[A run of records]

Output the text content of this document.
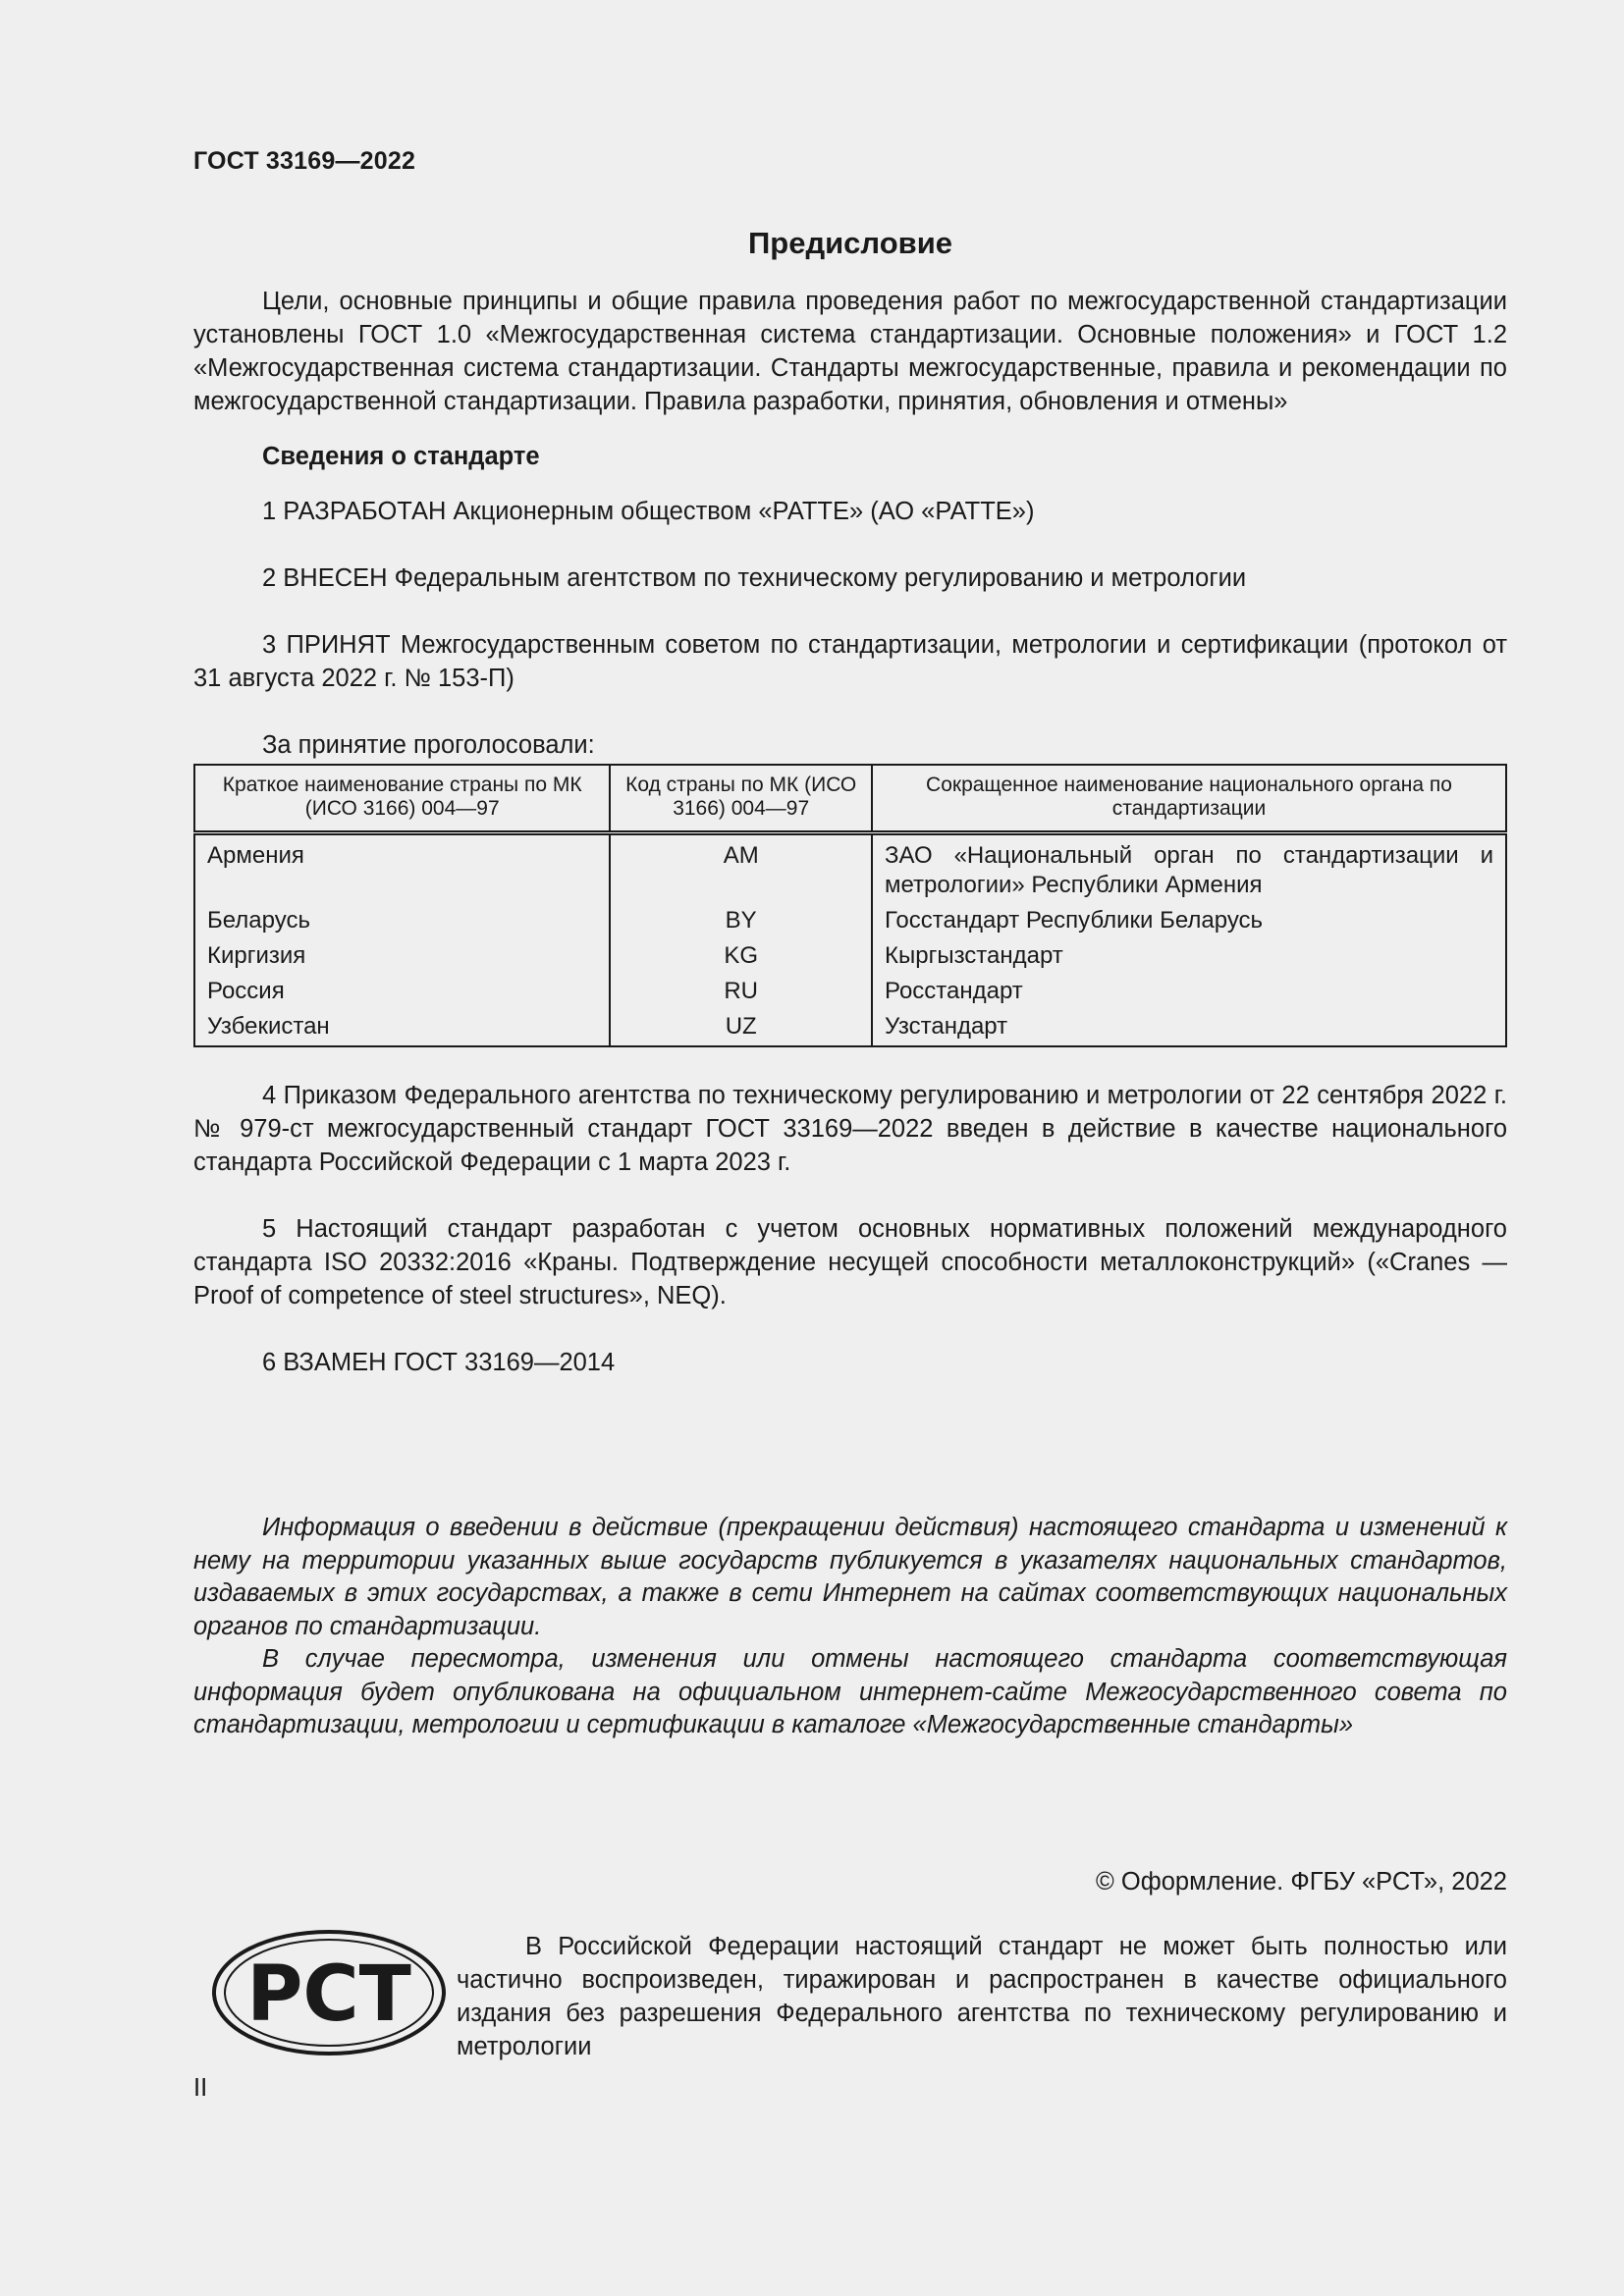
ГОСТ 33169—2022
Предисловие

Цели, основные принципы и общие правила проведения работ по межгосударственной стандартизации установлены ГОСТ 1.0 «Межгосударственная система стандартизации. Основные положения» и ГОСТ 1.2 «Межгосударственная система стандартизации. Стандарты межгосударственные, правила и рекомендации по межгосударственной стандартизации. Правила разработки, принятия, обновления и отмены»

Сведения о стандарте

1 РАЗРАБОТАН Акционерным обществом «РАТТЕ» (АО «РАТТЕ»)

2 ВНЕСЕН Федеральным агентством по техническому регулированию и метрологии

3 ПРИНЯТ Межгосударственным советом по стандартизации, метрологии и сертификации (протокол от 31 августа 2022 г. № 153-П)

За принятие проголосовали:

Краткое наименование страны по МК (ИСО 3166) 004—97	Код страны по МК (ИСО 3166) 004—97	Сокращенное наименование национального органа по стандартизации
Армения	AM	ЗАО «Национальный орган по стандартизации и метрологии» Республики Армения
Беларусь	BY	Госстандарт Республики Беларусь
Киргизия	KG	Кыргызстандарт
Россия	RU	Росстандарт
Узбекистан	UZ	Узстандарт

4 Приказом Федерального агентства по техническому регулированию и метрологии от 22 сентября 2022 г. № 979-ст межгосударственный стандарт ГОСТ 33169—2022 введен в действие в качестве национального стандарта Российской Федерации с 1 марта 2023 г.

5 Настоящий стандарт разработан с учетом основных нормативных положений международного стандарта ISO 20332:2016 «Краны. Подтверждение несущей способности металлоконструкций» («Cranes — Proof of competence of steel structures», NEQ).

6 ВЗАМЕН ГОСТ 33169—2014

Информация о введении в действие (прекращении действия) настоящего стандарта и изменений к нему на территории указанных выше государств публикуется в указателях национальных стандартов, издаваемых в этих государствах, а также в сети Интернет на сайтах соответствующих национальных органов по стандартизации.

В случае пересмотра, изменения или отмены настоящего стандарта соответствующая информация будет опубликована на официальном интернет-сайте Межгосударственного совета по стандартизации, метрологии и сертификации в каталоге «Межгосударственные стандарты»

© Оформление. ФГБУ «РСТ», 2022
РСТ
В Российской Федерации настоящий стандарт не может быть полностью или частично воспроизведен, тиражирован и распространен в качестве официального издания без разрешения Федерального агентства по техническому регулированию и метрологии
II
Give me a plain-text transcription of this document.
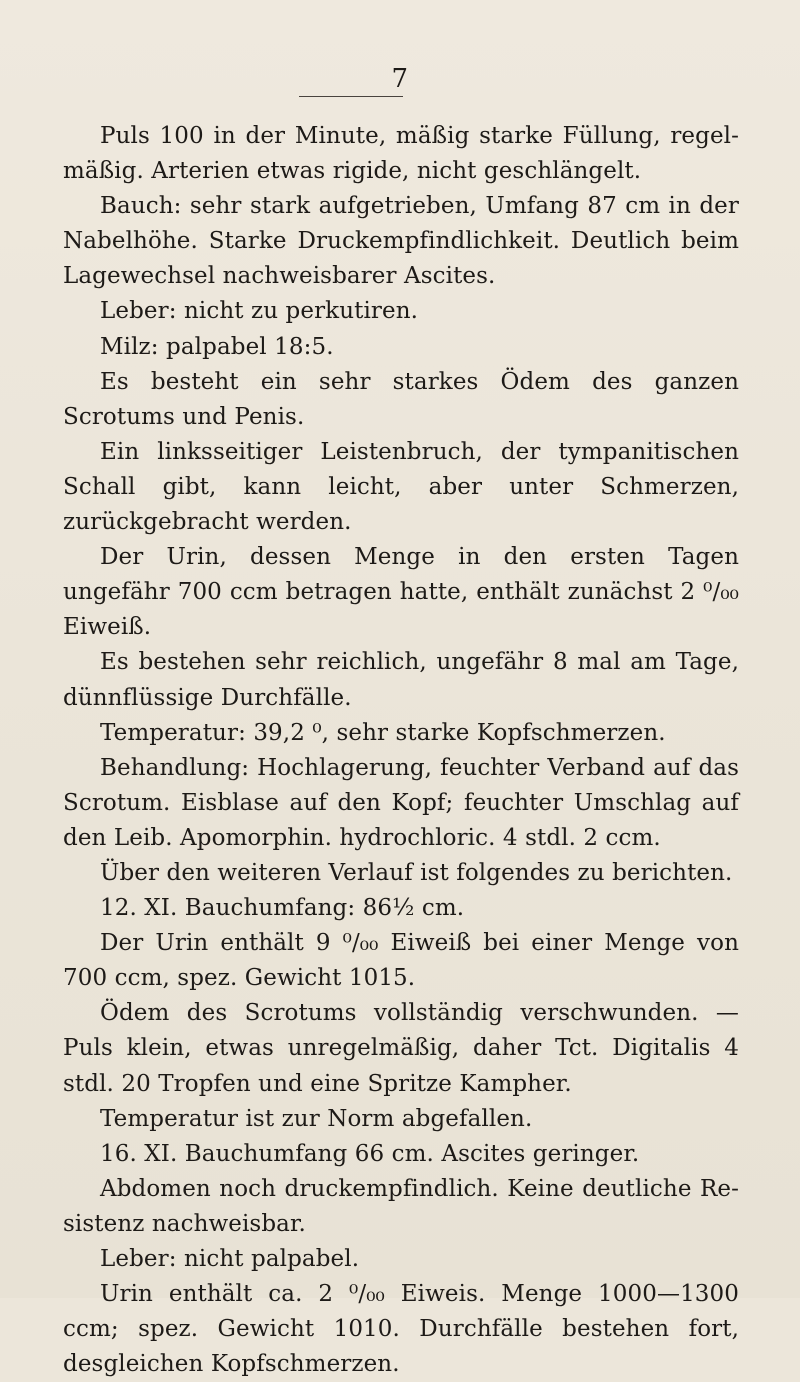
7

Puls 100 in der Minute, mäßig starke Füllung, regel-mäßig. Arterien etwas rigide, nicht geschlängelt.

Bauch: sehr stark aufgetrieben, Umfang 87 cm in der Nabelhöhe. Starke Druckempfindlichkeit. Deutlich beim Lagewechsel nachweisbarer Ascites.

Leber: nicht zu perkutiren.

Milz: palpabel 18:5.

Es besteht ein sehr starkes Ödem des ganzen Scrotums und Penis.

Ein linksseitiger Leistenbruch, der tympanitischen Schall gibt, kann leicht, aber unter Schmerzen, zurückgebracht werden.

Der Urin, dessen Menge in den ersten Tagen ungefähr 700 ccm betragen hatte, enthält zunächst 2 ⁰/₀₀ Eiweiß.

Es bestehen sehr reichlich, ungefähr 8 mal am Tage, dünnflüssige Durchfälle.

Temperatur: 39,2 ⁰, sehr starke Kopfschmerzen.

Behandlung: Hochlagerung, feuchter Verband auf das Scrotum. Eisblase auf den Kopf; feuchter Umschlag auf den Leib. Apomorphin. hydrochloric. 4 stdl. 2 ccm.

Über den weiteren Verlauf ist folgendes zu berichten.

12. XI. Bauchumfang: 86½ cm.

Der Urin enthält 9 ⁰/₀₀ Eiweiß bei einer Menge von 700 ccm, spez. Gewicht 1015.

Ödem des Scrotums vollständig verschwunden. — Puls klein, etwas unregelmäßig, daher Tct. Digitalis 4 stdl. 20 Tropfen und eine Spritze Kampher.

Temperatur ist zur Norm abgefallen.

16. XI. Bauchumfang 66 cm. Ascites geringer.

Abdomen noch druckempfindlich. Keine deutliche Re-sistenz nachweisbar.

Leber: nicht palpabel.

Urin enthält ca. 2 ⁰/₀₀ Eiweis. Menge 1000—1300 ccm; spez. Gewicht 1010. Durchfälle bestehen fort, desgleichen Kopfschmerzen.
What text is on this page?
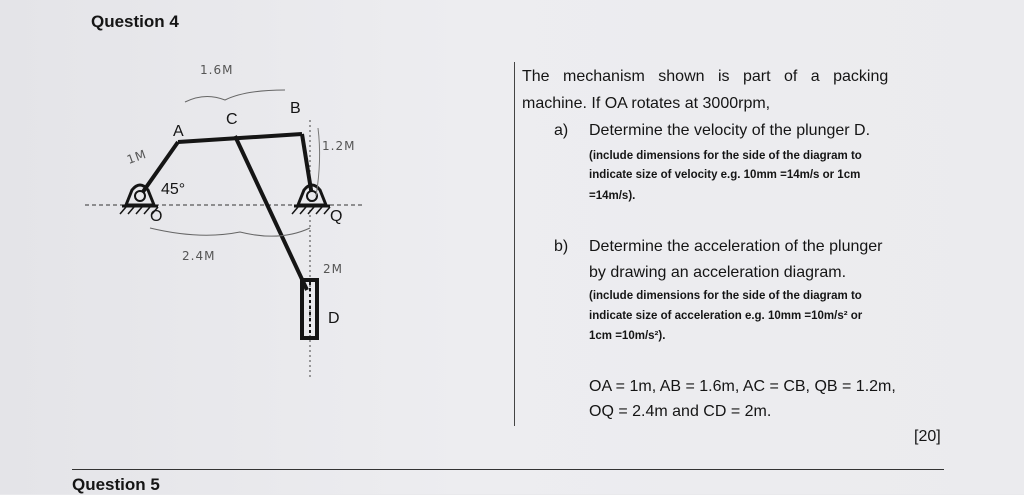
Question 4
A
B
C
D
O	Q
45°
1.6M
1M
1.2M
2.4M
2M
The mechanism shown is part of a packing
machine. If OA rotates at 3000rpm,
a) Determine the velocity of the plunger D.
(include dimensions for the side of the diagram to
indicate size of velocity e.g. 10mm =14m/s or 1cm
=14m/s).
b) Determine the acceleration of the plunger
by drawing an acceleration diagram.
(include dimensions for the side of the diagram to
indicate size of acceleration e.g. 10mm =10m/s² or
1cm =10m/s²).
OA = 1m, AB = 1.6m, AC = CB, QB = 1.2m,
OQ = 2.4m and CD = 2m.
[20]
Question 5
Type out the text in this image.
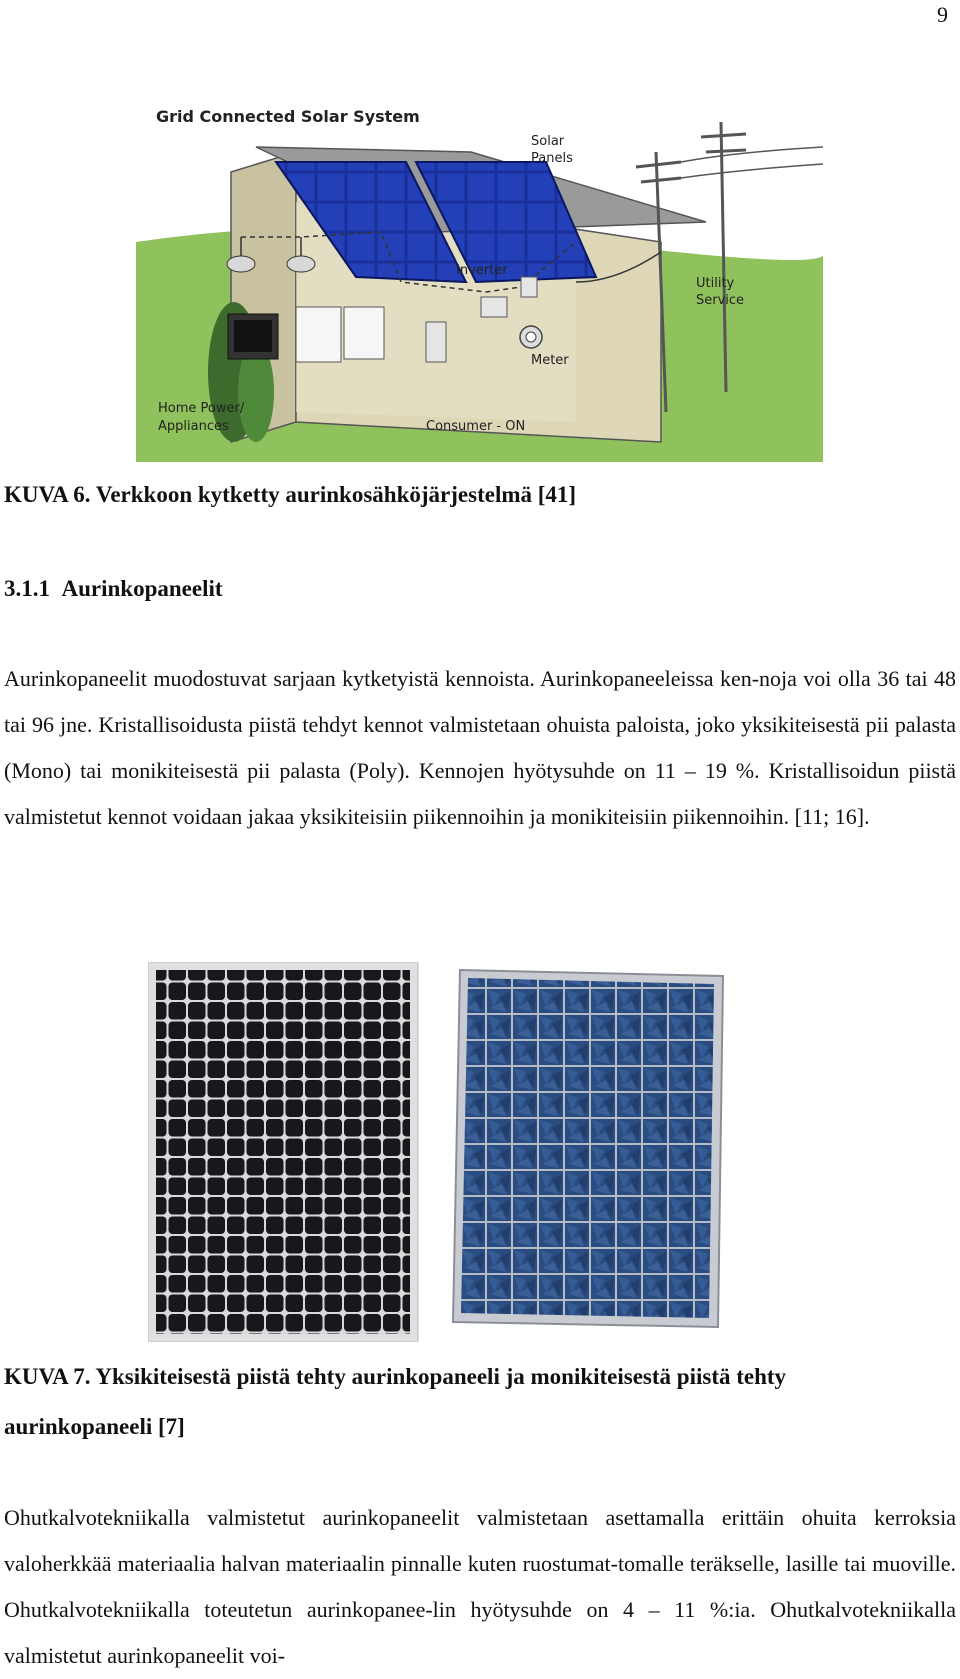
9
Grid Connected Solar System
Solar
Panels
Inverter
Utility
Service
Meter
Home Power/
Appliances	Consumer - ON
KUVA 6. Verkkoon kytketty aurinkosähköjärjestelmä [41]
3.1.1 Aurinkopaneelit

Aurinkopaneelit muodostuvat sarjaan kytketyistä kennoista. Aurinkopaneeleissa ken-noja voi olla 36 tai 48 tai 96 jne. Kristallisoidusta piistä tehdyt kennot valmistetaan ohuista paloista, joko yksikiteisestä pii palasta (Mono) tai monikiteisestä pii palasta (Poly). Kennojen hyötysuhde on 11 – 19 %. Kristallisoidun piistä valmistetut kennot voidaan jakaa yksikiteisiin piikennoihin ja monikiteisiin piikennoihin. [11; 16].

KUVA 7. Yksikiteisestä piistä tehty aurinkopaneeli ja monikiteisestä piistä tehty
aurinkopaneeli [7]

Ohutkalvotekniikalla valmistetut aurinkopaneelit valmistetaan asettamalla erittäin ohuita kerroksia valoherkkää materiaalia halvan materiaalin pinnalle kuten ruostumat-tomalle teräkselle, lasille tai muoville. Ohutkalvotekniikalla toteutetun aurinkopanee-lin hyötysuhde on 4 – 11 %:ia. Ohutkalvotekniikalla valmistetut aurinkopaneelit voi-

● OBJECTIVE
Using the listing above, return all lines where the word "Temperatur" occurs.

● FINAL RESULT
Temperatur: 39,2 ⁰, sehr starke Kopfschmerzen.
Temperatur ist zur Norm abgefallen.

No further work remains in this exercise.